* _WORK TO DO_:
Verbatim output of all the material below is required.

[Begin TASK INPUTS]

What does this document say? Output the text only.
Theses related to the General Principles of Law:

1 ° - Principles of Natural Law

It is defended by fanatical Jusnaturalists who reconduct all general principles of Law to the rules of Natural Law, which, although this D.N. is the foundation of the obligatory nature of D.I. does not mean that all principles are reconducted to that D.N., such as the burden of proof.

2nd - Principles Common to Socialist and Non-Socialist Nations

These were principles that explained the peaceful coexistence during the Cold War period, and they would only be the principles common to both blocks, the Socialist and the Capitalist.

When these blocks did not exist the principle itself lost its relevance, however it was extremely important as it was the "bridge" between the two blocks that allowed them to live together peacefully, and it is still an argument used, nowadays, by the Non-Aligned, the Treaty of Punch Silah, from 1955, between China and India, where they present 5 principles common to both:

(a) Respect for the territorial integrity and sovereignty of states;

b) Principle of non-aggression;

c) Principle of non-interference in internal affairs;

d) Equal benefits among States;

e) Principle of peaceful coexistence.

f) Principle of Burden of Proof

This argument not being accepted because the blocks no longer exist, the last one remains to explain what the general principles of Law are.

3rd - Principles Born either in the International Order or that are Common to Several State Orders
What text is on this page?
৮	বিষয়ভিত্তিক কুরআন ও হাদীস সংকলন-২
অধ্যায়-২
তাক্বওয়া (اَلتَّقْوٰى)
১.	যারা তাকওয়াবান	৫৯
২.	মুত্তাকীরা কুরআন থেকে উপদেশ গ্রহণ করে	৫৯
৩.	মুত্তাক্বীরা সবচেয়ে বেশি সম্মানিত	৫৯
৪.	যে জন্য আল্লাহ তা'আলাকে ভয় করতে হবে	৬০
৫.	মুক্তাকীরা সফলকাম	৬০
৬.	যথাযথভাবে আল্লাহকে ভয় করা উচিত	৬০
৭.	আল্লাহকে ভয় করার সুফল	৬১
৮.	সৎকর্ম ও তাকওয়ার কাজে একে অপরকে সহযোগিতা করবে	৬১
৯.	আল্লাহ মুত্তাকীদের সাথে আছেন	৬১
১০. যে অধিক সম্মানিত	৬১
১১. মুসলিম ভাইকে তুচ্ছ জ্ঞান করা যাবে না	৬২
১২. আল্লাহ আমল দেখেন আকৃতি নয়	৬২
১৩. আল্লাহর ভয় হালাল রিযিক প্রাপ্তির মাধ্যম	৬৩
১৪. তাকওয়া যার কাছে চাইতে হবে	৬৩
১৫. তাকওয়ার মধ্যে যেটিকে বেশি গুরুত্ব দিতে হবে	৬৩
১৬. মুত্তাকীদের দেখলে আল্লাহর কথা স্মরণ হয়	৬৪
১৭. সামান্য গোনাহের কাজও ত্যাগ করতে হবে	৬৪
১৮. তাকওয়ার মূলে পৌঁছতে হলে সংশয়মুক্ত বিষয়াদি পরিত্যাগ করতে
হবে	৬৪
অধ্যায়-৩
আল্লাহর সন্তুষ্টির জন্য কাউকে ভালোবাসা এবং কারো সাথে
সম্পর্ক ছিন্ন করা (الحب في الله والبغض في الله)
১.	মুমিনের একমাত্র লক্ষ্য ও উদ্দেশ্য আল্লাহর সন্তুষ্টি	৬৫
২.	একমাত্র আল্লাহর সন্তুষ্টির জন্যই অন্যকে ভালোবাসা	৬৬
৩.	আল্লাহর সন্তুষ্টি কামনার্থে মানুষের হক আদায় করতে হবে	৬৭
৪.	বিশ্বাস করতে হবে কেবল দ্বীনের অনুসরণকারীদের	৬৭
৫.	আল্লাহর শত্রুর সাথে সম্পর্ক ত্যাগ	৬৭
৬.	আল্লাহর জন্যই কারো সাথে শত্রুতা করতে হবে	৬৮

[End TASK INPUTS]

* _WRITTEN RESPONSE_:
What does this document say? Output the text only.
Theses related to the General Principles of Law:

1 ° - Principles of Natural Law

It is defended by fanatical Jusnaturalists who reconduct all general principles of Law to the rules of Natural Law, which, although this D.N. is the foundation of the obligatory nature of D.I. does not mean that all principles are reconducted to that D.N., such as the burden of proof.

2nd - Principles Common to Socialist and Non-Socialist Nations

These were principles that explained the peaceful coexistence during the Cold War period, and they would only be the principles common to both blocks, the Socialist and the Capitalist.

When these blocks did not exist the principle itself lost its relevance, however it was extremely important as it was the "bridge" between the two blocks that allowed them to live together peacefully, and it is still an argument used, nowadays, by the Non-Aligned, the Treaty of Punch Silah, from 1955, between China and India, where they present 5 principles common to both:

(a) Respect for the territorial integrity and sovereignty of states;

b) Principle of non-aggression;

c) Principle of non-interference in internal affairs;

d) Equal benefits among States;

e) Principle of peaceful coexistence.

f) Principle of Burden of Proof

This argument not being accepted because the blocks no longer exist, the last one remains to explain what the general principles of Law are.

3rd - Principles Born either in the International Order or that are Common to Several State Orders
What text is on this page?
৮	বিষয়ভিত্তিক কুরআন ও হাদীস সংকলন-২
অধ্যায়-২
তাক্বওয়া (اَلتَّقْوٰى)
১.	যারা তাকওয়াবান	৫৯
২.	মুত্তাকীরা কুরআন থেকে উপদেশ গ্রহণ করে	৫৯
৩.	মুত্তাক্বীরা সবচেয়ে বেশি সম্মানিত	৫৯
৪.	যে জন্য আল্লাহ তা'আলাকে ভয় করতে হবে	৬০
৫.	মুক্তাকীরা সফলকাম	৬০
৬.	যথাযথভাবে আল্লাহকে ভয় করা উচিত	৬০
৭.	আল্লাহকে ভয় করার সুফল	৬১
৮.	সৎকর্ম ও তাকওয়ার কাজে একে অপরকে সহযোগিতা করবে	৬১
৯.	আল্লাহ মুত্তাকীদের সাথে আছেন	৬১
১০. যে অধিক সম্মানিত	৬১
১১. মুসলিম ভাইকে তুচ্ছ জ্ঞান করা যাবে না	৬২
১২. আল্লাহ আমল দেখেন আকৃতি নয়	৬২
১৩. আল্লাহর ভয় হালাল রিযিক প্রাপ্তির মাধ্যম	৬৩
১৪. তাকওয়া যার কাছে চাইতে হবে	৬৩
১৫. তাকওয়ার মধ্যে যেটিকে বেশি গুরুত্ব দিতে হবে	৬৩
১৬. মুত্তাকীদের দেখলে আল্লাহর কথা স্মরণ হয়	৬৪
১৭. সামান্য গোনাহের কাজও ত্যাগ করতে হবে	৬৪
১৮. তাকওয়ার মূলে পৌঁছতে হলে সংশয়মুক্ত বিষয়াদি পরিত্যাগ করতে
হবে	৬৪
অধ্যায়-৩
আল্লাহর সন্তুষ্টির জন্য কাউকে ভালোবাসা এবং কারো সাথে
সম্পর্ক ছিন্ন করা (الحب في الله والبغض في الله)
১.	মুমিনের একমাত্র লক্ষ্য ও উদ্দেশ্য আল্লাহর সন্তুষ্টি	৬৫
২.	একমাত্র আল্লাহর সন্তুষ্টির জন্যই অন্যকে ভালোবাসা	৬৬
৩.	আল্লাহর সন্তুষ্টি কামনার্থে মানুষের হক আদায় করতে হবে	৬৭
৪.	বিশ্বাস করতে হবে কেবল দ্বীনের অনুসরণকারীদের	৬৭
৫.	আল্লাহর শত্রুর সাথে সম্পর্ক ত্যাগ	৬৭
৬.	আল্লাহর জন্যই কারো সাথে শত্রুতা করতে হবে	৬৮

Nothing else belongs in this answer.